### Request
Please print word for word the part of the lines below that opens with the line containing "Patent image size: (689, 698)." and closes with the line containing "The photosensitive elements 29 is", including both of those lines and nothing else.

### Extracted data
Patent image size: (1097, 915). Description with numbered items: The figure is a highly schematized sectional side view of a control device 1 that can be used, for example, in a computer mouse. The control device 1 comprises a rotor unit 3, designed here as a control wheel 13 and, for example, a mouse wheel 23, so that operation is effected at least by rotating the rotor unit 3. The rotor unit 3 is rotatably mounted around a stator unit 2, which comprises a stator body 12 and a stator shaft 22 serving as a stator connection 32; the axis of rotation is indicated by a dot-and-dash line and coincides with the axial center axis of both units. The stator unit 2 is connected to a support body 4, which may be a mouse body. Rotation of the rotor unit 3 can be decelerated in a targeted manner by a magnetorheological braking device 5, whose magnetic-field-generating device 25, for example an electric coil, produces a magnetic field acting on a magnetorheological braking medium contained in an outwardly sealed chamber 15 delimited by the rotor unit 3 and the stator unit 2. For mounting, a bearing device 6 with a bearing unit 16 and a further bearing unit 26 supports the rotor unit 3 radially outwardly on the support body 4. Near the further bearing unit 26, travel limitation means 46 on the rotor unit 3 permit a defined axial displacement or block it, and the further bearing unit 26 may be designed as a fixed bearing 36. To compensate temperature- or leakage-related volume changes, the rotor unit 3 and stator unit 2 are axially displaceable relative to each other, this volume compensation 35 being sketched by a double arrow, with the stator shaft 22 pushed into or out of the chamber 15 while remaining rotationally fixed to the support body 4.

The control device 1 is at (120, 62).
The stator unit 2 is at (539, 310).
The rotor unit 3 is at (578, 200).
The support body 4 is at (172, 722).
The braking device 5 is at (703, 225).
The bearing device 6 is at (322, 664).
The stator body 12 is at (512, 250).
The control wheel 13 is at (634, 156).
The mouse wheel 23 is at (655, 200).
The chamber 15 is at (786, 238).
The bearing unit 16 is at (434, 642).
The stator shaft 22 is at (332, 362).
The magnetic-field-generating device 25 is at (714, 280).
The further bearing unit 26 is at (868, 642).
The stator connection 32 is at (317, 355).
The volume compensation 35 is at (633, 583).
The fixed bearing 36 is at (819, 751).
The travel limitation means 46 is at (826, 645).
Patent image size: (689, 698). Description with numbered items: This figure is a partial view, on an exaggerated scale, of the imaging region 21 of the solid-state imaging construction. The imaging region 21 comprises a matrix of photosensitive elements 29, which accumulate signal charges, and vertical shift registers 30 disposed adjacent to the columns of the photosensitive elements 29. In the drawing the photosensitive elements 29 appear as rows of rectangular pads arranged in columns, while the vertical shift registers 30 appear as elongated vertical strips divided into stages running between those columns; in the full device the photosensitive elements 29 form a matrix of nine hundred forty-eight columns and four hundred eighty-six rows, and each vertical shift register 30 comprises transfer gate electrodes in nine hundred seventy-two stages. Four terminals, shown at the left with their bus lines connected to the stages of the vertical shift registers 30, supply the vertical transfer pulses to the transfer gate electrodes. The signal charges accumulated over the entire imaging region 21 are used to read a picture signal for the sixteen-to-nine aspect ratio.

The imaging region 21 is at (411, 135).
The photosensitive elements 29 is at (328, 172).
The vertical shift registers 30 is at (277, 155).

### The reply
Patent image size: (689, 698). Description with numbered items: This figure is a partial view, on an exaggerated scale, of the imaging region 21 of the solid-state imaging construction. The imaging region 21 comprises a matrix of photosensitive elements 29, which accumulate signal charges, and vertical shift registers 30 disposed adjacent to the columns of the photosensitive elements 29. In the drawing the photosensitive elements 29 appear as rows of rectangular pads arranged in columns, while the vertical shift registers 30 appear as elongated vertical strips divided into stages running between those columns; in the full device the photosensitive elements 29 form a matrix of nine hundred forty-eight columns and four hundred eighty-six rows, and each vertical shift register 30 comprises transfer gate electrodes in nine hundred seventy-two stages. Four terminals, shown at the left with their bus lines connected to the stages of the vertical shift registers 30, supply the vertical transfer pulses to the transfer gate electrodes. The signal charges accumulated over the entire imaging region 21 are used to read a picture signal for the sixteen-to-nine aspect ratio.

The imaging region 21 is at (411, 135).
The photosensitive elements 29 is at (328, 172).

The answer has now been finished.